* **PAGE EXCERPT**:
------------------------------------------------------------------------
Skip to content
Lukas Fittl edited this page Nov 3, 2022 · 50 revisions

Rationale

This document exists to enable implementation of a fingerprint method for a given parsetree that is compatible across different libraries (in different languages) that build upon libpg_query. Initially this is aimed to synchronize fingerprinting of pg_query (Ruby) and pg_query.go (Go).

The goal of fingerprinting is to allow you to identify similar queries that are different only because of the specific object that is being queried for (i.e. different user ids/etc), or because of formatting.

It is inspired by what Postgres' pg_stat_statements extension does in order to generate a queryid that is used to group similar queries together for statistics purposes.

Different from pg_stat_statements, we generate the fingerprint based on the raw parsetree, instead of the post-analysis parsetree. This means that we treat a query that is run on different servers as the same, even if the relation OIDs are different (pg_stat_statements would see different relation oids as different queries).
------------------------------------------------------------------------
* **RAW RECORDS**:
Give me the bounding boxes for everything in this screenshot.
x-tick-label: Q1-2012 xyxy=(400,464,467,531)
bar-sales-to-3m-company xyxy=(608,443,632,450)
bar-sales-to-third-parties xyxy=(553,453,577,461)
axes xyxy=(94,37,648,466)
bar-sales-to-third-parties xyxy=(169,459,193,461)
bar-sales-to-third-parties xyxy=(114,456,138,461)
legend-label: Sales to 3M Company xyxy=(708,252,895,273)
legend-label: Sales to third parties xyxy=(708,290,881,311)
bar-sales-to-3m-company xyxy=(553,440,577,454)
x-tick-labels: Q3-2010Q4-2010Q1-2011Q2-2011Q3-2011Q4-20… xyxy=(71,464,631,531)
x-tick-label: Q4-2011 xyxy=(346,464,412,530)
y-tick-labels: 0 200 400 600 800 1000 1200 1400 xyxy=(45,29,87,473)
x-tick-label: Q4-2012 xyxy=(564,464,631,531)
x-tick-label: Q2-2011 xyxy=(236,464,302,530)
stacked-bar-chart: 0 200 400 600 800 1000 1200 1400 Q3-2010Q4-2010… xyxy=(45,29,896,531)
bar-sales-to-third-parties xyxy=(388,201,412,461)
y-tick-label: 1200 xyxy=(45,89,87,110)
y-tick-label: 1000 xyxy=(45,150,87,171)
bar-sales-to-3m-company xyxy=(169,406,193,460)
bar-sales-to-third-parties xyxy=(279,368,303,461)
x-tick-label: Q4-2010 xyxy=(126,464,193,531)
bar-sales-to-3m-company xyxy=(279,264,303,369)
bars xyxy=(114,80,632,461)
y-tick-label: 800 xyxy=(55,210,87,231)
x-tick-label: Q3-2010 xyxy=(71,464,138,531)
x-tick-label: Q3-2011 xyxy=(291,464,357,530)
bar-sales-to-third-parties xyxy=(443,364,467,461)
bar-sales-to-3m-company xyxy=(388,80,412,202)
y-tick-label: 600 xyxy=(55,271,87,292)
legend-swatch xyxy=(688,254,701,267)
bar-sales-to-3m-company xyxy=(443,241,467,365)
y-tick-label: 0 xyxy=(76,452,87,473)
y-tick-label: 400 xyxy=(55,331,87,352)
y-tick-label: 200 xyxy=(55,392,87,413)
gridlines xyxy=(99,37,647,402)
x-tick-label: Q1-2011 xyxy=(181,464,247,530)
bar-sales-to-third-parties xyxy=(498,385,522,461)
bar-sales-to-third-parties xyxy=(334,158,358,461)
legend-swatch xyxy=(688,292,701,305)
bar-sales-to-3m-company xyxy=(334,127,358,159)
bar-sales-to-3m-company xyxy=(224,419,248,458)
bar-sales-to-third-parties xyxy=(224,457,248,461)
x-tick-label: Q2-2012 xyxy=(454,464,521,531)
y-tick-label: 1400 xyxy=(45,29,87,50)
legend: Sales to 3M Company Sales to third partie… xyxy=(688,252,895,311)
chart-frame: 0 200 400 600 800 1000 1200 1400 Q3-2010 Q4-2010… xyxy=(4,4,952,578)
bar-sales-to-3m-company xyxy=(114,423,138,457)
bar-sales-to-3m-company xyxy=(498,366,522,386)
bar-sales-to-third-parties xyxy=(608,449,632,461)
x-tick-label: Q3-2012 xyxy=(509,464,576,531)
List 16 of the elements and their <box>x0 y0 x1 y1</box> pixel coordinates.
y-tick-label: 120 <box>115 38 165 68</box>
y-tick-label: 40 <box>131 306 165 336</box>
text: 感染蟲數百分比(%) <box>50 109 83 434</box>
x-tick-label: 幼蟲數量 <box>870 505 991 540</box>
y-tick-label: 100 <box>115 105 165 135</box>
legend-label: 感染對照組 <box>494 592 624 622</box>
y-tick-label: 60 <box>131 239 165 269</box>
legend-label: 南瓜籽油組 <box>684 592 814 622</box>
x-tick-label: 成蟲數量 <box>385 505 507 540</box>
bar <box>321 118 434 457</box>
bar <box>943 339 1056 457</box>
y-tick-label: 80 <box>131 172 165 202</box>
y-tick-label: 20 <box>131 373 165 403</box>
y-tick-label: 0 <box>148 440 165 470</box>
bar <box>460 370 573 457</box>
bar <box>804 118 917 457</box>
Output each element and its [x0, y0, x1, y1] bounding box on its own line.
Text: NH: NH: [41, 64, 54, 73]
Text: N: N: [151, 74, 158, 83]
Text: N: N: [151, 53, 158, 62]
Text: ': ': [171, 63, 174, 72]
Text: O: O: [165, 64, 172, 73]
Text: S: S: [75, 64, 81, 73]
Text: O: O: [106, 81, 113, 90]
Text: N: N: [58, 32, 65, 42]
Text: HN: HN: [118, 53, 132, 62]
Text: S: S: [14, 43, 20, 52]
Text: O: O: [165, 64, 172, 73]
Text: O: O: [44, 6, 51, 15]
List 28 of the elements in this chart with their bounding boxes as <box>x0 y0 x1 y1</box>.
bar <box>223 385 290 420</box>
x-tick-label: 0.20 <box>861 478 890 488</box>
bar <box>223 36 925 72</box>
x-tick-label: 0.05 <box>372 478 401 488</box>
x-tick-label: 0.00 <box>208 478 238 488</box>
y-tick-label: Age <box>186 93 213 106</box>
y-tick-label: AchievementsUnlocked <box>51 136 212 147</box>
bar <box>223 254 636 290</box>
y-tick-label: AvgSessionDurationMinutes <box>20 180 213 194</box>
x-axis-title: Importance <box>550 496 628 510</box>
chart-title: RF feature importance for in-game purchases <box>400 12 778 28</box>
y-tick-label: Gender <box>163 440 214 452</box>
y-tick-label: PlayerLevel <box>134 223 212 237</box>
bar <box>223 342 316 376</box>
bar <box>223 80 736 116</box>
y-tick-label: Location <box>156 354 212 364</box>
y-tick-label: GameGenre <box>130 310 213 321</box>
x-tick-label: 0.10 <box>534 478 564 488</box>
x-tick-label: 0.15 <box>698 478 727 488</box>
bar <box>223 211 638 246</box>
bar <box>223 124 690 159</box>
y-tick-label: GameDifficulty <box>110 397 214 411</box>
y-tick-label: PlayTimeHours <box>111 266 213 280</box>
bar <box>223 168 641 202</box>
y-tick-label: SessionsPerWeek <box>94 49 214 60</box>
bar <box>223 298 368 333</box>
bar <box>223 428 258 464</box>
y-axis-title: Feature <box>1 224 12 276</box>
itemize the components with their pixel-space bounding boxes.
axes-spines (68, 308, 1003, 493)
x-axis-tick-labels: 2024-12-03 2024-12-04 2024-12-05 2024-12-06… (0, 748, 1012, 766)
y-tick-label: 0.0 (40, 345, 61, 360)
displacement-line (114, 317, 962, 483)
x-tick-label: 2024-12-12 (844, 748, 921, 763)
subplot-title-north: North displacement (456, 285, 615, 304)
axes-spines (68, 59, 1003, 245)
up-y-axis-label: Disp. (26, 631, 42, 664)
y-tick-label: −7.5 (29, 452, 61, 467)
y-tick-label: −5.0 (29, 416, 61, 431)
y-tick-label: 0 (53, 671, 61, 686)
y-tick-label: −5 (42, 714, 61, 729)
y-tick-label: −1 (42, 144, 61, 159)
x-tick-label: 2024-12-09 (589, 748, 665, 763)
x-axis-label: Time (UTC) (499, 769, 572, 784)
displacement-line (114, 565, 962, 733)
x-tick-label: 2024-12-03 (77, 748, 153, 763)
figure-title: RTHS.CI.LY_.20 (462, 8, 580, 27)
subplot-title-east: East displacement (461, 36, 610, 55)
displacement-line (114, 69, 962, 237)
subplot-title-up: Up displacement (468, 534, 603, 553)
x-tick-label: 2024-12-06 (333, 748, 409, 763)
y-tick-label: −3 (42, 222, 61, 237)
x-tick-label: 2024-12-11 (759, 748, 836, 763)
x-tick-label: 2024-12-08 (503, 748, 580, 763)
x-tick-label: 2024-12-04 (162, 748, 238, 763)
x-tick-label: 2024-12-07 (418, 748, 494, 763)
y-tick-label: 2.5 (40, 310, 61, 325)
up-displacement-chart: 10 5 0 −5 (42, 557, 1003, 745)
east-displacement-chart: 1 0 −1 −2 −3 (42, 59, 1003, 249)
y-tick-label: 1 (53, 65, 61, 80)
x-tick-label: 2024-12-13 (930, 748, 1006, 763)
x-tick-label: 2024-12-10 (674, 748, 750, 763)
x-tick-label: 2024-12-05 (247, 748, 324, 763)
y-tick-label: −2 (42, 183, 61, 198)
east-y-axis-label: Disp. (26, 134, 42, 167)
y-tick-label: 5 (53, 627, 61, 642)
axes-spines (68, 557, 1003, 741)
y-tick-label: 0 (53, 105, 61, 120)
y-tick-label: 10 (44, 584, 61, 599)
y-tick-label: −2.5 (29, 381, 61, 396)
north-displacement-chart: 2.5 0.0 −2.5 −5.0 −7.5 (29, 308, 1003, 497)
------------------------------------------------------------------------
* **GIVEN PROBLEM 1**: Please rewrite the paragraph beginning "Different from pg_stat_statements" in the fingerprinting excerpt as a short bulleted list that keeps its main facts.
* **GIVEN PROBLEM 2**: According to the fingerprinting excerpt, which two libraries was the document initially meant to synchronize fingerprinting between?

* **EXERCISE OUTPUT 1**:
- The fingerprint is generated from the raw parsetree, whereas pg_stat_statements uses the post-analysis parsetree.
- As a result, a query run on different servers counts as the same query even when the relation OIDs differ.
- pg_stat_statements would see different relation OIDs as different queries.

* **EXERCISE OUTPUT 2**: pg_query (Ruby) and pg_query.go (Go).